-- Instruction --
Make an exact copy of the entries below.

Entries with figure data:

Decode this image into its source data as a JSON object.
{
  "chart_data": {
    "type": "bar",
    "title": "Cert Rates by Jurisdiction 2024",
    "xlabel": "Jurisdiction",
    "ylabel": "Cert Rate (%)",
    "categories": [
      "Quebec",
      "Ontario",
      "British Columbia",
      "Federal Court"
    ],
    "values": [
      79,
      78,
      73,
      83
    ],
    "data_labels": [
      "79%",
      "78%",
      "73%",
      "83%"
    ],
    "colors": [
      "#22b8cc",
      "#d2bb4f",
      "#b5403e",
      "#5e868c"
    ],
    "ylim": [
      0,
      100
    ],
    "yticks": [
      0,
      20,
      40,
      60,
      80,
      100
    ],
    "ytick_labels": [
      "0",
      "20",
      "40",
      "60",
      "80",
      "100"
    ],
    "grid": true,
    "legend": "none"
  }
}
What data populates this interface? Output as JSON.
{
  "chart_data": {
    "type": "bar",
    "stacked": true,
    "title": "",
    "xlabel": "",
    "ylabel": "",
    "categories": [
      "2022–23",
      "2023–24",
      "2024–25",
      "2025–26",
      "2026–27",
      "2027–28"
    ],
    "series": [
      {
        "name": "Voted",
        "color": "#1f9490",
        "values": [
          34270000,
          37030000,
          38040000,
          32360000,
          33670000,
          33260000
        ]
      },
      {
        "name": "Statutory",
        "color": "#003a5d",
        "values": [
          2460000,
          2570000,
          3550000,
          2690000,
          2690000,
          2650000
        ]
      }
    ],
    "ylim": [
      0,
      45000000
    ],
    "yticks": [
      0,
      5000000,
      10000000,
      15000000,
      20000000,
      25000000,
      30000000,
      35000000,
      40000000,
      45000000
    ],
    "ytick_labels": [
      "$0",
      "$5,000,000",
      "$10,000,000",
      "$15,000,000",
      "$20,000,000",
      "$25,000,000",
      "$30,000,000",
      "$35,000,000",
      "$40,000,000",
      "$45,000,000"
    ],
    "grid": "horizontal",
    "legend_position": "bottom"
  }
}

-- Problem solution --
Decode this image into its source data as a JSON object.
{
  "chart_data": {
    "type": "bar",
    "title": "Cert Rates by Jurisdiction 2024",
    "xlabel": "Jurisdiction",
    "ylabel": "Cert Rate (%)",
    "categories": [
      "Quebec",
      "Ontario",
      "British Columbia",
      "Federal Court"
    ],
    "values": [
      79,
      78,
      73,
      83
    ],
    "data_labels": [
      "79%",
      "78%",
      "73%",
      "83%"
    ],
    "colors": [
      "#22b8cc",
      "#d2bb4f",
      "#b5403e",
      "#5e868c"
    ],
    "ylim": [
      0,
      100
    ],
    "yticks": [
      0,
      20,
      40,
      60,
      80,
      100
    ],
    "ytick_labels": [
      "0",
      "20",
      "40",
      "60",
      "80",
      "100"
    ],
    "grid": true,
    "legend": "none"
  }
}
What data populates this interface? Output as JSON.
{
  "chart_data": {
    "type": "bar",
    "stacked": true,
    "title": "",
    "xlabel": "",
    "ylabel": "",
    "categories": [
      "2022–23",
      "2023–24",
      "2024–25",
      "2025–26",
      "2026–27",
      "2027–28"
    ],
    "series": [
      {
        "name": "Voted",
        "color": "#1f9490",
        "values": [
          34270000,
          37030000,
          38040000,
          32360000,
          33670000,
          33260000
        ]
      },
      {
        "name": "Statutory",
        "color": "#003a5d",
        "values": [
          2460000,
          2570000,
          3550000,
          2690000,
          2690000,
          2650000
        ]
      }
    ],
    "ylim": [
      0,
      45000000
    ],
    "yticks": [
      0,
      5000000,
      10000000,
      15000000,
      20000000,
      25000000,
      30000000,
      35000000,
      40000000,
      45000000
    ],
    "ytick_labels": [
      "$0",
      "$5,000,000",
      "$10,000,000",
      "$15,000,000",
      "$20,000,000",
      "$25,000,000",
      "$30,000,000",
      "$35,000,000",
      "$40,000,000",
      "$45,000,000"
    ],
    "grid": "horizontal",
    "legend_position": "bottom"
  }
}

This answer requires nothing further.